§ **Consegna 1**:
Secondo la recensione della mostra, in quale piazza si è tenuta «Convergenti creatività»?

§ **Testo da leggere**:
Una favola
Recensione di Mimmo Grasso alla mostra di Luciano Scateni
“Convergenti creatività” è il titolo di una mostra organizzata da Luciano Scateni nel mese di gennaio a Piazza Bellini, negli spazi di Intramoenia, Evaluna, Caffè delle Arti. Convergenti creatività è un segnale. In che senso? Due cervelli (uno adulto, uno infantile) attrezzati in modo diverso, ma non asimmetrico, si muovono verso la stessa direzione. Evidentemente ciò può avvenire sulla base di identici impulsi e utilizzando gli stessi sistemi cognitivi. Ciò significa inoltre che c'è/dovrebbe esserci un uguale metodo, consapevole o meno, di gestire le “emozioni”. L'area è/dovrebbe essere, tipica dei problemi, è
intrigante perché dall' “è” e dal “dovrebbe essere” scaturiscono le emozioni-azioni
(comportamenti, cultura).
Di Luciano Scateni sappiamo molto. Ha attraversato vari mestieri ed è un
giornalista eccellente. Solo gli addetti ai lavori dell'arte lo conoscono come
pittore; solo pochissimi sanno che è un esperto di programmazione neurolinguistica, competenza evidentemente utile anche per il lavoro di giornalista e che si
ritrova nei suoi quadri nel senso che la congerie di dati mentali viene
presentata così come giace nella memoria ed è attraverso un processo di
ristrutturazione che i dati stessi si pongono in relazione di senso tra loro.
Senso, beninteso, plurimo, come è del resto tipico dell'arte. E' quello che
Sergio Piro chiama, prelevando il termine dall'Odissea, “politropia”, vale a
dire la capacità-potenzialità che ciascuno possiede di trasformarsi all'interno
delle situazioni vissute. Ulisse, il “polytropos”, è molteplice sia in quanto
dispone di vari saperi sia in quanto è l'uomo della tecnica non solo marinara e
bellica ma anche psicologica.
Di Livia apprendiamo che è una bambina di otto anni, nipote di Luciano.

§ **Consegna 2**:
Riscrivi i record dall'inizio fino alla riga che contiene "bar-series-1-x-0.1: [96, 238, 119, 398]", estremi inclusi, sostituendo "y-tick-label" con "y-axis-label" e lasciando invariato tutto il resto.

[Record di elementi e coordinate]
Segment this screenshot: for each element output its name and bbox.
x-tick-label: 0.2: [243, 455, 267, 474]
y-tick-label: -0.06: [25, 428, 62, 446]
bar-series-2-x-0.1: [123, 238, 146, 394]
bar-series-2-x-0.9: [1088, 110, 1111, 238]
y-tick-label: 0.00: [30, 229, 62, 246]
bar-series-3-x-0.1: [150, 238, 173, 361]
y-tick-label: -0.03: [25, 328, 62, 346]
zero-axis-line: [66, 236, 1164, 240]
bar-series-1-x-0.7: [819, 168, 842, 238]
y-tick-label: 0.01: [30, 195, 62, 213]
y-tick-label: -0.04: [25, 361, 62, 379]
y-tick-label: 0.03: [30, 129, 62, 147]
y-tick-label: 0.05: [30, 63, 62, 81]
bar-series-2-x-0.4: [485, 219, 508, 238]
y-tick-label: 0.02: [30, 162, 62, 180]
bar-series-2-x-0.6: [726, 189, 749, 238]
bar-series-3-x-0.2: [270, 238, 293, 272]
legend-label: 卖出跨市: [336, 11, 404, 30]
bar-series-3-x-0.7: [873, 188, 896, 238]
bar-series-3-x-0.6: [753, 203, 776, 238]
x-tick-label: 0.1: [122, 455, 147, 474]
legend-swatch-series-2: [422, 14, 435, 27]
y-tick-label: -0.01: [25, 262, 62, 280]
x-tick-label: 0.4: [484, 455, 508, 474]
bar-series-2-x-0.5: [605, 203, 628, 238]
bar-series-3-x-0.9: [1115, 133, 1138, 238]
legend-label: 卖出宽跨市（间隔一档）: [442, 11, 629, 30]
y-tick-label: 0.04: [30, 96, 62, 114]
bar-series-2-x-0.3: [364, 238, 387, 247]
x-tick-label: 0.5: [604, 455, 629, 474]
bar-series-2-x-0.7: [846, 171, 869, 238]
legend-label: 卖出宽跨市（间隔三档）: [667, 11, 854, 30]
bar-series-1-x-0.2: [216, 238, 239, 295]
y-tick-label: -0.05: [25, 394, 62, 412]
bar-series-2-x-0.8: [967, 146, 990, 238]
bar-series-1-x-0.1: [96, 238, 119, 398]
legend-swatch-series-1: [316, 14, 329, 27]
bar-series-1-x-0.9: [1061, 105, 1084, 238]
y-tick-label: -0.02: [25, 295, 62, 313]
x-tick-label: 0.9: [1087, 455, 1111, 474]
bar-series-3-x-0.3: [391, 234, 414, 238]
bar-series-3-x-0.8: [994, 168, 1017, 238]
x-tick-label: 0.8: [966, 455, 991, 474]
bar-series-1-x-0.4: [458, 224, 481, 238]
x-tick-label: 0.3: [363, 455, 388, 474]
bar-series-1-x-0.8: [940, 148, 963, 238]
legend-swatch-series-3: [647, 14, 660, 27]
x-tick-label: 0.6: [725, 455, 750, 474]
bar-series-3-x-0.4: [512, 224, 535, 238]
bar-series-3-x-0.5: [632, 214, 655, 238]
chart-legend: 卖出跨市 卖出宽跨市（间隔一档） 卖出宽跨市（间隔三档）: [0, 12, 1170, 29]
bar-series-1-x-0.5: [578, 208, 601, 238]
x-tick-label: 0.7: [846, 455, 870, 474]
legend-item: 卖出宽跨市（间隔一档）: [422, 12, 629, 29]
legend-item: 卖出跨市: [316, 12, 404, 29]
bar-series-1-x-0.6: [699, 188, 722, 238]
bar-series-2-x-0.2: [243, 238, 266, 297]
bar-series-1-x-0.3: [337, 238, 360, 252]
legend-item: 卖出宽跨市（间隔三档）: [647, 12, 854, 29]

§ **Risposta completa 1**:
A Piazza Bellini.

§ **Risposta completa 2**:
Segment this screenshot: for each element output its name and bbox.
x-tick-label: 0.2: [243, 455, 267, 474]
y-axis-label: -0.06: [25, 428, 62, 446]
bar-series-2-x-0.1: [123, 238, 146, 394]
bar-series-2-x-0.9: [1088, 110, 1111, 238]
y-axis-label: 0.00: [30, 229, 62, 246]
bar-series-3-x-0.1: [150, 238, 173, 361]
y-axis-label: -0.03: [25, 328, 62, 346]
zero-axis-line: [66, 236, 1164, 240]
bar-series-1-x-0.7: [819, 168, 842, 238]
y-axis-label: 0.01: [30, 195, 62, 213]
y-axis-label: -0.04: [25, 361, 62, 379]
y-axis-label: 0.03: [30, 129, 62, 147]
y-axis-label: 0.05: [30, 63, 62, 81]
bar-series-2-x-0.4: [485, 219, 508, 238]
y-axis-label: 0.02: [30, 162, 62, 180]
bar-series-2-x-0.6: [726, 189, 749, 238]
bar-series-3-x-0.2: [270, 238, 293, 272]
legend-label: 卖出跨市: [336, 11, 404, 30]
bar-series-3-x-0.7: [873, 188, 896, 238]
bar-series-3-x-0.6: [753, 203, 776, 238]
x-tick-label: 0.1: [122, 455, 147, 474]
legend-swatch-series-2: [422, 14, 435, 27]
y-axis-label: -0.01: [25, 262, 62, 280]
x-tick-label: 0.4: [484, 455, 508, 474]
bar-series-2-x-0.5: [605, 203, 628, 238]
bar-series-3-x-0.9: [1115, 133, 1138, 238]
legend-label: 卖出宽跨市（间隔一档）: [442, 11, 629, 30]
y-axis-label: 0.04: [30, 96, 62, 114]
bar-series-2-x-0.3: [364, 238, 387, 247]
x-tick-label: 0.5: [604, 455, 629, 474]
bar-series-2-x-0.7: [846, 171, 869, 238]
legend-label: 卖出宽跨市（间隔三档）: [667, 11, 854, 30]
bar-series-1-x-0.2: [216, 238, 239, 295]
y-axis-label: -0.05: [25, 394, 62, 412]
bar-series-2-x-0.8: [967, 146, 990, 238]
bar-series-1-x-0.1: [96, 238, 119, 398]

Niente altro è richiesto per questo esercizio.